■ **SOURCE DATA**:
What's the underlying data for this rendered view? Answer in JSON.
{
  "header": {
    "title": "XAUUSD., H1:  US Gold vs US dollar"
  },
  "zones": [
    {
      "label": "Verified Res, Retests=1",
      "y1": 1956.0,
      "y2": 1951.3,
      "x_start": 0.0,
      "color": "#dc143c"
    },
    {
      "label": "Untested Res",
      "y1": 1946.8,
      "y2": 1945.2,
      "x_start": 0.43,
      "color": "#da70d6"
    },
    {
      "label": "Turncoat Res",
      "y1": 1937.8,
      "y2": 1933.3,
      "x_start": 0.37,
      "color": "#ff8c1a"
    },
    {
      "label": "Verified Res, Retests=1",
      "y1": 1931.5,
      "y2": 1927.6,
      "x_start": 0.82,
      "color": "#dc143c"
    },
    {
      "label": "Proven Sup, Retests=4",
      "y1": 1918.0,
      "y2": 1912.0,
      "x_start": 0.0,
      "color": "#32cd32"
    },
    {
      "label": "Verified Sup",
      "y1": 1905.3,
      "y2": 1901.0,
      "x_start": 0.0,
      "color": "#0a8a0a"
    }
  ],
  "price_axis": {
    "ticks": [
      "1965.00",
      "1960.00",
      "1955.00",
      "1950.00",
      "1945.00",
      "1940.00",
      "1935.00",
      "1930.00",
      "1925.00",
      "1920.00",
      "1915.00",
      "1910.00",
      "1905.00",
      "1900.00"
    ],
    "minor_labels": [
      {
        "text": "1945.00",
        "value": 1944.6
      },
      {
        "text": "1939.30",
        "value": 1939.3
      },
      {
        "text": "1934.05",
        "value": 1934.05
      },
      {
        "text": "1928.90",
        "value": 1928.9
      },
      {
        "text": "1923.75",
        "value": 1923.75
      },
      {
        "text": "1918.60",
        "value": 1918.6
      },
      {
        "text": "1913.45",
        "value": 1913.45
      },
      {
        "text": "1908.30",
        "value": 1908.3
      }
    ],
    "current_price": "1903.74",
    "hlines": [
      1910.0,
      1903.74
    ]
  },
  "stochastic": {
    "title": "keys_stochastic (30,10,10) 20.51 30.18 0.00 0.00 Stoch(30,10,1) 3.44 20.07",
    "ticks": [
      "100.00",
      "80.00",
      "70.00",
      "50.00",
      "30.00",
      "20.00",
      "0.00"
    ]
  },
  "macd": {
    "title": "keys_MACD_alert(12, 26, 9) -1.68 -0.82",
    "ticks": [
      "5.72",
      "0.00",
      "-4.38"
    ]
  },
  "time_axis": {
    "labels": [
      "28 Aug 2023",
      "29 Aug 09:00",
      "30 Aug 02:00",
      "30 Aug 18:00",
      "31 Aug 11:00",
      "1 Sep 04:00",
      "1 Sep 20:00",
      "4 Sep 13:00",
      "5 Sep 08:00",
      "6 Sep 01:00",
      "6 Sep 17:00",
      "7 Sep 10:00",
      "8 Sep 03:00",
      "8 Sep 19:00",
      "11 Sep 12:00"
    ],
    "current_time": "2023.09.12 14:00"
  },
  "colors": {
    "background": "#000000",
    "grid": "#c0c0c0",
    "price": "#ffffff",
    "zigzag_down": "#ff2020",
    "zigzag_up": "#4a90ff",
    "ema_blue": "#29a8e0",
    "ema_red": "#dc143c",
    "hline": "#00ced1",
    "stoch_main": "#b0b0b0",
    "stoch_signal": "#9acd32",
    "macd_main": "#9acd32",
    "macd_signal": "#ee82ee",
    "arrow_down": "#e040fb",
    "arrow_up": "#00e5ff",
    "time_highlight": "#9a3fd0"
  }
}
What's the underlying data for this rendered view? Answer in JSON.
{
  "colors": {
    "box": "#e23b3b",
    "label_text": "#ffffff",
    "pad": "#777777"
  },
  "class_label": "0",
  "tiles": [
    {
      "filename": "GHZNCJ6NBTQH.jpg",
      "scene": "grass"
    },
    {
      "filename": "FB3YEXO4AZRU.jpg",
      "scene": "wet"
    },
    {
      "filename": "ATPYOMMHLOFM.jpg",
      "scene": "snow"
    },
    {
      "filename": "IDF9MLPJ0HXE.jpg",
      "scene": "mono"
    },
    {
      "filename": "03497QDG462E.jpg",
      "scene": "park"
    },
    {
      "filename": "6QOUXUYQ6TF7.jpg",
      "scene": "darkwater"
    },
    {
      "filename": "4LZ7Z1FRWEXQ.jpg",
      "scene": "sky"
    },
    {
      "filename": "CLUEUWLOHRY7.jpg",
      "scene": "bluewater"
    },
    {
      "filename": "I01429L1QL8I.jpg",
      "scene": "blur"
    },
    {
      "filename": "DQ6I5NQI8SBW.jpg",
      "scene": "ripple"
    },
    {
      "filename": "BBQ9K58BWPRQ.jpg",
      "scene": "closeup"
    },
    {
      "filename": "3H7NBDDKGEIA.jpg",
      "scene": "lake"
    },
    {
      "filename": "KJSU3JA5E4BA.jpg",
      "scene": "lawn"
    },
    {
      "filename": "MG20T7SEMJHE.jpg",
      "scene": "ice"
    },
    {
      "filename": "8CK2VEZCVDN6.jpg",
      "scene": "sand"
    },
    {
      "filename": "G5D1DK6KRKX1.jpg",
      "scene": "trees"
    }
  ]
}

■ **TASK**: Quote the data above in full, changing nothing.

■ **WRITTEN ANSWER**:
What's the underlying data for this rendered view? Answer in JSON.
{
  "header": {
    "title": "XAUUSD., H1:  US Gold vs US dollar"
  },
  "zones": [
    {
      "label": "Verified Res, Retests=1",
      "y1": 1956.0,
      "y2": 1951.3,
      "x_start": 0.0,
      "color": "#dc143c"
    },
    {
      "label": "Untested Res",
      "y1": 1946.8,
      "y2": 1945.2,
      "x_start": 0.43,
      "color": "#da70d6"
    },
    {
      "label": "Turncoat Res",
      "y1": 1937.8,
      "y2": 1933.3,
      "x_start": 0.37,
      "color": "#ff8c1a"
    },
    {
      "label": "Verified Res, Retests=1",
      "y1": 1931.5,
      "y2": 1927.6,
      "x_start": 0.82,
      "color": "#dc143c"
    },
    {
      "label": "Proven Sup, Retests=4",
      "y1": 1918.0,
      "y2": 1912.0,
      "x_start": 0.0,
      "color": "#32cd32"
    },
    {
      "label": "Verified Sup",
      "y1": 1905.3,
      "y2": 1901.0,
      "x_start": 0.0,
      "color": "#0a8a0a"
    }
  ],
  "price_axis": {
    "ticks": [
      "1965.00",
      "1960.00",
      "1955.00",
      "1950.00",
      "1945.00",
      "1940.00",
      "1935.00",
      "1930.00",
      "1925.00",
      "1920.00",
      "1915.00",
      "1910.00",
      "1905.00",
      "1900.00"
    ],
    "minor_labels": [
      {
        "text": "1945.00",
        "value": 1944.6
      },
      {
        "text": "1939.30",
        "value": 1939.3
      },
      {
        "text": "1934.05",
        "value": 1934.05
      },
      {
        "text": "1928.90",
        "value": 1928.9
      },
      {
        "text": "1923.75",
        "value": 1923.75
      },
      {
        "text": "1918.60",
        "value": 1918.6
      },
      {
        "text": "1913.45",
        "value": 1913.45
      },
      {
        "text": "1908.30",
        "value": 1908.3
      }
    ],
    "current_price": "1903.74",
    "hlines": [
      1910.0,
      1903.74
    ]
  },
  "stochastic": {
    "title": "keys_stochastic (30,10,10) 20.51 30.18 0.00 0.00 Stoch(30,10,1) 3.44 20.07",
    "ticks": [
      "100.00",
      "80.00",
      "70.00",
      "50.00",
      "30.00",
      "20.00",
      "0.00"
    ]
  },
  "macd": {
    "title": "keys_MACD_alert(12, 26, 9) -1.68 -0.82",
    "ticks": [
      "5.72",
      "0.00",
      "-4.38"
    ]
  },
  "time_axis": {
    "labels": [
      "28 Aug 2023",
      "29 Aug 09:00",
      "30 Aug 02:00",
      "30 Aug 18:00",
      "31 Aug 11:00",
      "1 Sep 04:00",
      "1 Sep 20:00",
      "4 Sep 13:00",
      "5 Sep 08:00",
      "6 Sep 01:00",
      "6 Sep 17:00",
      "7 Sep 10:00",
      "8 Sep 03:00",
      "8 Sep 19:00",
      "11 Sep 12:00"
    ],
    "current_time": "2023.09.12 14:00"
  },
  "colors": {
    "background": "#000000",
    "grid": "#c0c0c0",
    "price": "#ffffff",
    "zigzag_down": "#ff2020",
    "zigzag_up": "#4a90ff",
    "ema_blue": "#29a8e0",
    "ema_red": "#dc143c",
    "hline": "#00ced1",
    "stoch_main": "#b0b0b0",
    "stoch_signal": "#9acd32",
    "macd_main": "#9acd32",
    "macd_signal": "#ee82ee",
    "arrow_down": "#e040fb",
    "arrow_up": "#00e5ff",
    "time_highlight": "#9a3fd0"
  }
}
What's the underlying data for this rendered view? Answer in JSON.
{
  "colors": {
    "box": "#e23b3b",
    "label_text": "#ffffff",
    "pad": "#777777"
  },
  "class_label": "0",
  "tiles": [
    {
      "filename": "GHZNCJ6NBTQH.jpg",
      "scene": "grass"
    },
    {
      "filename": "FB3YEXO4AZRU.jpg",
      "scene": "wet"
    },
    {
      "filename": "ATPYOMMHLOFM.jpg",
      "scene": "snow"
    },
    {
      "filename": "IDF9MLPJ0HXE.jpg",
      "scene": "mono"
    },
    {
      "filename": "03497QDG462E.jpg",
      "scene": "park"
    },
    {
      "filename": "6QOUXUYQ6TF7.jpg",
      "scene": "darkwater"
    },
    {
      "filename": "4LZ7Z1FRWEXQ.jpg",
      "scene": "sky"
    },
    {
      "filename": "CLUEUWLOHRY7.jpg",
      "scene": "bluewater"
    },
    {
      "filename": "I01429L1QL8I.jpg",
      "scene": "blur"
    },
    {
      "filename": "DQ6I5NQI8SBW.jpg",
      "scene": "ripple"
    },
    {
      "filename": "BBQ9K58BWPRQ.jpg",
      "scene": "closeup"
    },
    {
      "filename": "3H7NBDDKGEIA.jpg",
      "scene": "lake"
    },
    {
      "filename": "KJSU3JA5E4BA.jpg",
      "scene": "lawn"
    },
    {
      "filename": "MG20T7SEMJHE.jpg",
      "scene": "ice"
    },
    {
      "filename": "8CK2VEZCVDN6.jpg",
      "scene": "sand"
    },
    {
      "filename": "G5D1DK6KRKX1.jpg",
      "scene": "trees"
    }
  ]
}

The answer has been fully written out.